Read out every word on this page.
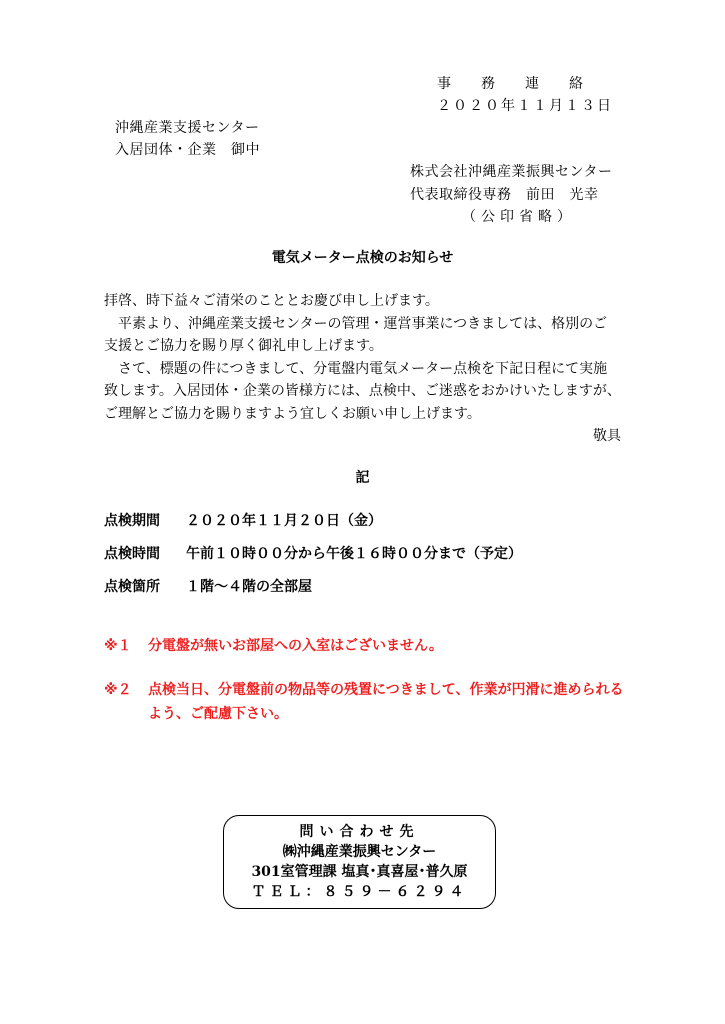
事務連絡
２０２０年１１月１３日
沖縄産業支援センター
入居団体・企業　御中
株式会社沖縄産業振興センター
代表取締役専務　前田　光幸
（公印省略）
電気メーター点検のお知らせ

拝啓、時下益々ご清栄のこととお慶び申し上げます。

平素より、沖縄産業支援センターの管理・運営事業につきましては、格別のご支援とご協力を賜り厚く御礼申し上げます。

さて、標題の件につきまして、分電盤内電気メーター点検を下記日程にて実施致します。入居団体・企業の皆様方には、点検中、ご迷惑をおかけいたしますが、ご理解とご協力を賜りますよう宜しくお願い申し上げます。

敬具
記
点検期間 ２０２０年１１月２０日（金）
点検時間 午前１０時００分から午後１６時００分まで（予定）
点検箇所 １階～４階の全部屋
※１ 分電盤が無いお部屋への入室はございません。
※２ 点検当日、分電盤前の物品等の残置につきまして、作業が円滑に進められるよう、ご配慮下さい。
問い合わせ先
㈱沖縄産業振興センター
301室管理課 塩真･真喜屋･普久原
ＴＥＬ：８５９－６２９４
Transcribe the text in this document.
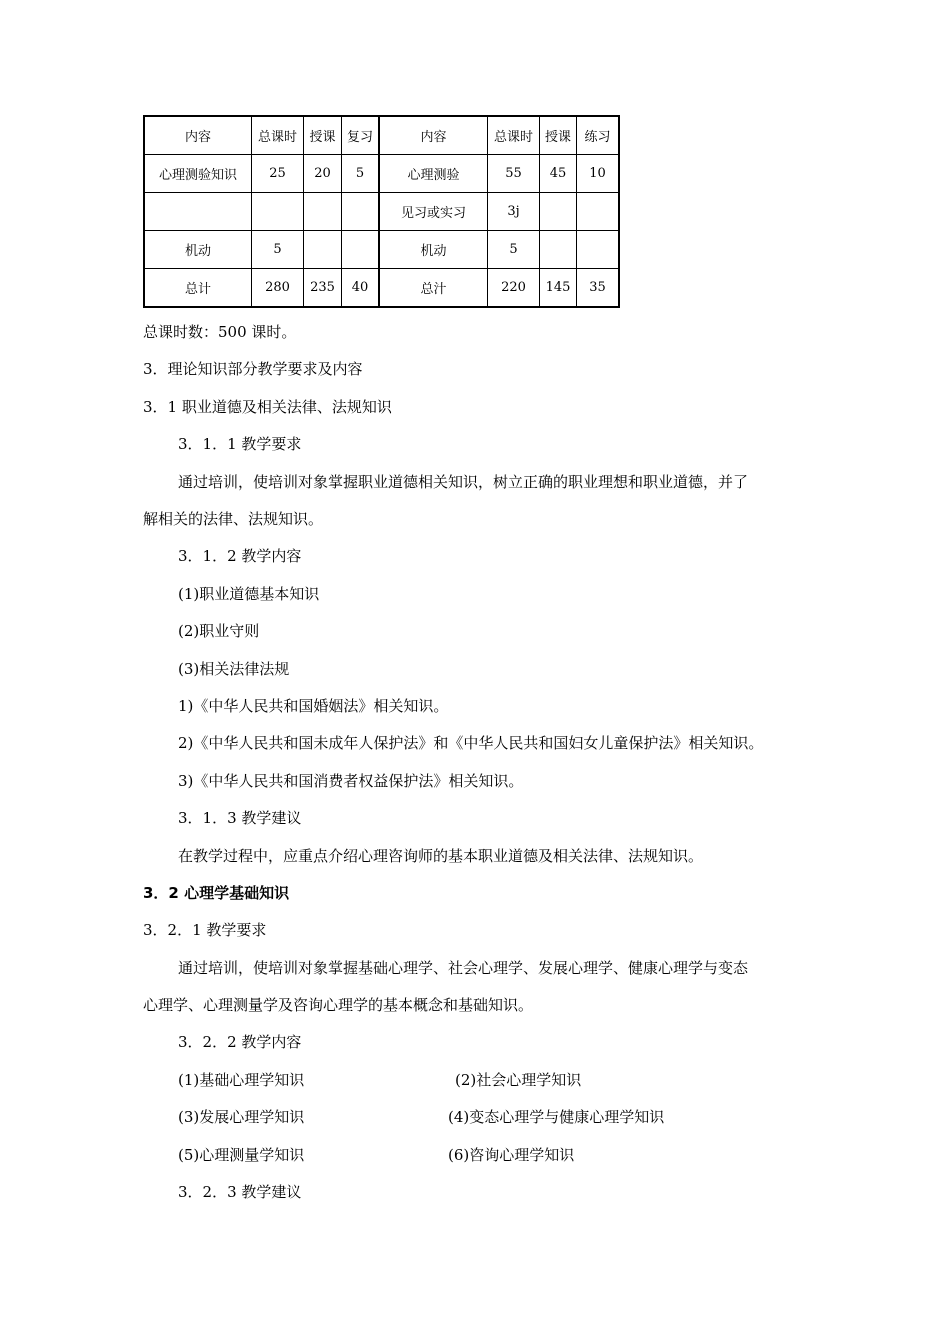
内容	总课时	授课	复习	内容	总课时	授课	练习
心理测验知识	25	20	5	心理测验	55	45	10
				见习或实习	3j		
机动	5			机动	5		
总计	280	235	40	总汁	220	145	35
总课时数：500 课时。
3．理论知识部分教学要求及内容
3．1 职业道德及相关法律、法规知识
3．1．1 教学要求
通过培训，使培训对象掌握职业道德相关知识，树立正确的职业理想和职业道德，并了
解相关的法律、法规知识。
3．1．2 教学内容
(1)职业道德基本知识
(2)职业守则
(3)相关法律法规
1)《中华人民共和国婚姻法》相关知识。
2)《中华人民共和国未成年人保护法》和《中华人民共和国妇女儿童保护法》相关知识。
3)《中华人民共和国消费者权益保护法》相关知识。
3．1．3 教学建议
在教学过程中，应重点介绍心理咨询师的基本职业道德及相关法律、法规知识。
3．2 心理学基础知识
3．2．1 教学要求
通过培训，使培训对象掌握基础心理学、社会心理学、发展心理学、健康心理学与变态
心理学、心理测量学及咨询心理学的基本概念和基础知识。
3．2．2 教学内容
(1)基础心理学知识	(2)社会心理学知识
(3)发展心理学知识	(4)变态心理学与健康心理学知识
(5)心理测量学知识	(6)咨询心理学知识
3．2．3 教学建议
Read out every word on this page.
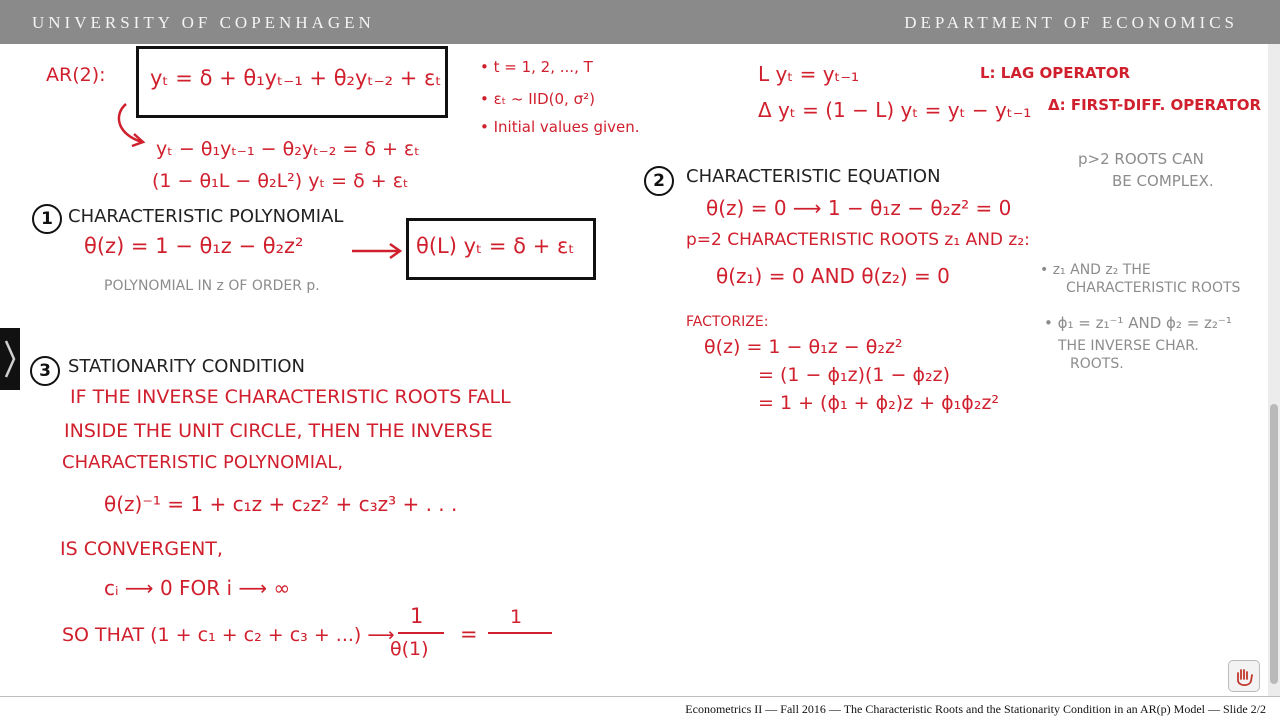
UNIVERSITY OF COPENHAGEN	DEPARTMENT OF ECONOMICS
AR(2): yₜ = δ + θ₁yₜ₋₁ + θ₂yₜ₋₂ + εₜ	• t = 1, 2, ..., T
• εₜ ~ IID(0, σ²)
• Initial values given.
yₜ − θ₁yₜ₋₁ − θ₂yₜ₋₂ = δ + εₜ
(1 − θ₁L − θ₂L²) yₜ = δ + εₜ
L yₜ = yₜ₋₁	L: LAG OPERATOR
Δ yₜ = (1 − L) yₜ = yₜ − yₜ₋₁ Δ: FIRST-DIFF. OPERATOR
1 CHARACTERISTIC POLYNOMIAL
θ(z) = 1 − θ₁z − θ₂z²	θ(L) yₜ = δ + εₜ
POLYNOMIAL IN z OF ORDER p.
2	CHARACTERISTIC EQUATION
θ(z) = 0 ⟶ 1 − θ₁z − θ₂z² = 0
p=2 CHARACTERISTIC ROOTS z₁ AND z₂:
θ(z₁) = 0 AND θ(z₂) = 0
p>2 ROOTS CAN
BE COMPLEX.
• z₁ AND z₂ THE
CHARACTERISTIC ROOTS
• ϕ₁ = z₁⁻¹ AND ϕ₂ = z₂⁻¹
THE INVERSE CHAR.
ROOTS.
FACTORIZE:
θ(z) = 1 − θ₁z − θ₂z²
= (1 − ϕ₁z)(1 − ϕ₂z)
= 1 + (ϕ₁ + ϕ₂)z + ϕ₁ϕ₂z²
3 STATIONARITY CONDITION
IF THE INVERSE CHARACTERISTIC ROOTS FALL
INSIDE THE UNIT CIRCLE, THEN THE INVERSE
CHARACTERISTIC POLYNOMIAL,
θ(z)⁻¹ = 1 + c₁z + c₂z² + c₃z³ + . . .
IS CONVERGENT,
cᵢ ⟶ 0 FOR i ⟶ ∞
SO THAT (1 + c₁ + c₂ + c₃ + ...) ⟶
1
θ(1)
=
1
Econometrics II — Fall 2016 — The Characteristic Roots and the Stationarity Condition in an AR(p) Model — Slide 2/2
◇ ◇ ◇
**Given task:**
Transcribe the whole listing exactly. Pictures stay out of your copy.

**The result:**
Read out every word on this page.
事務連絡
２０２０年１１月１３日
沖縄産業支援センター
入居団体・企業　御中
株式会社沖縄産業振興センター
代表取締役専務　前田　光幸
（公印省略）
電気メーター点検のお知らせ

拝啓、時下益々ご清栄のこととお慶び申し上げます。

平素より、沖縄産業支援センターの管理・運営事業につきましては、格別のご支援とご協力を賜り厚く御礼申し上げます。

さて、標題の件につきまして、分電盤内電気メーター点検を下記日程にて実施致します。入居団体・企業の皆様方には、点検中、ご迷惑をおかけいたしますが、ご理解とご協力を賜りますよう宜しくお願い申し上げます。

敬具
記
点検期間 ２０２０年１１月２０日（金）
点検時間 午前１０時００分から午後１６時００分まで（予定）
点検箇所 １階～４階の全部屋
※１ 分電盤が無いお部屋への入室はございません。
※２ 点検当日、分電盤前の物品等の残置につきまして、作業が円滑に進められるよう、ご配慮下さい。
問い合わせ先
㈱沖縄産業振興センター
301室管理課 塩真･真喜屋･普久原
ＴＥＬ：８５９－６２９４
Transcribe the text in this document.
内容	总课时	授课	复习	内容	总课时	授课	练习
心理测验知识	25	20	5	心理测验	55	45	10
				见习或实习	3j		
机动	5			机动	5		
总计	280	235	40	总汁	220	145	35
总课时数：500 课时。
3．理论知识部分教学要求及内容
3．1 职业道德及相关法律、法规知识
3．1．1 教学要求
通过培训，使培训对象掌握职业道德相关知识，树立正确的职业理想和职业道德，并了
解相关的法律、法规知识。
3．1．2 教学内容
(1)职业道德基本知识
(2)职业守则
(3)相关法律法规
1)《中华人民共和国婚姻法》相关知识。
2)《中华人民共和国未成年人保护法》和《中华人民共和国妇女儿童保护法》相关知识。
3)《中华人民共和国消费者权益保护法》相关知识。
3．1．3 教学建议
在教学过程中，应重点介绍心理咨询师的基本职业道德及相关法律、法规知识。
3．2 心理学基础知识
3．2．1 教学要求
通过培训，使培训对象掌握基础心理学、社会心理学、发展心理学、健康心理学与变态
心理学、心理测量学及咨询心理学的基本概念和基础知识。
3．2．2 教学内容
(1)基础心理学知识	(2)社会心理学知识
(3)发展心理学知识	(4)变态心理学与健康心理学知识
(5)心理测量学知识	(6)咨询心理学知识
3．2．3 教学建议
Read out every word on this page.
UNIVERSITY OF COPENHAGEN	DEPARTMENT OF ECONOMICS
AR(2): yₜ = δ + θ₁yₜ₋₁ + θ₂yₜ₋₂ + εₜ	• t = 1, 2, ..., T
• εₜ ~ IID(0, σ²)
• Initial values given.
yₜ − θ₁yₜ₋₁ − θ₂yₜ₋₂ = δ + εₜ
(1 − θ₁L − θ₂L²) yₜ = δ + εₜ
L yₜ = yₜ₋₁	L: LAG OPERATOR
Δ yₜ = (1 − L) yₜ = yₜ − yₜ₋₁ Δ: FIRST-DIFF. OPERATOR
1 CHARACTERISTIC POLYNOMIAL
θ(z) = 1 − θ₁z − θ₂z²	θ(L) yₜ = δ + εₜ
POLYNOMIAL IN z OF ORDER p.
2	CHARACTERISTIC EQUATION
θ(z) = 0 ⟶ 1 − θ₁z − θ₂z² = 0
p=2 CHARACTERISTIC ROOTS z₁ AND z₂:
θ(z₁) = 0 AND θ(z₂) = 0
p>2 ROOTS CAN
BE COMPLEX.
• z₁ AND z₂ THE
CHARACTERISTIC ROOTS
• ϕ₁ = z₁⁻¹ AND ϕ₂ = z₂⁻¹
THE INVERSE CHAR.
ROOTS.
FACTORIZE:
θ(z) = 1 − θ₁z − θ₂z²
= (1 − ϕ₁z)(1 − ϕ₂z)
= 1 + (ϕ₁ + ϕ₂)z + ϕ₁ϕ₂z²
3 STATIONARITY CONDITION
IF THE INVERSE CHARACTERISTIC ROOTS FALL
INSIDE THE UNIT CIRCLE, THEN THE INVERSE
CHARACTERISTIC POLYNOMIAL,
θ(z)⁻¹ = 1 + c₁z + c₂z² + c₃z³ + . . .
IS CONVERGENT,
cᵢ ⟶ 0 FOR i ⟶ ∞
SO THAT (1 + c₁ + c₂ + c₃ + ...) ⟶
1
θ(1)
=
1
Econometrics II — Fall 2016 — The Characteristic Roots and the Stationarity Condition in an AR(p) Model — Slide 2/2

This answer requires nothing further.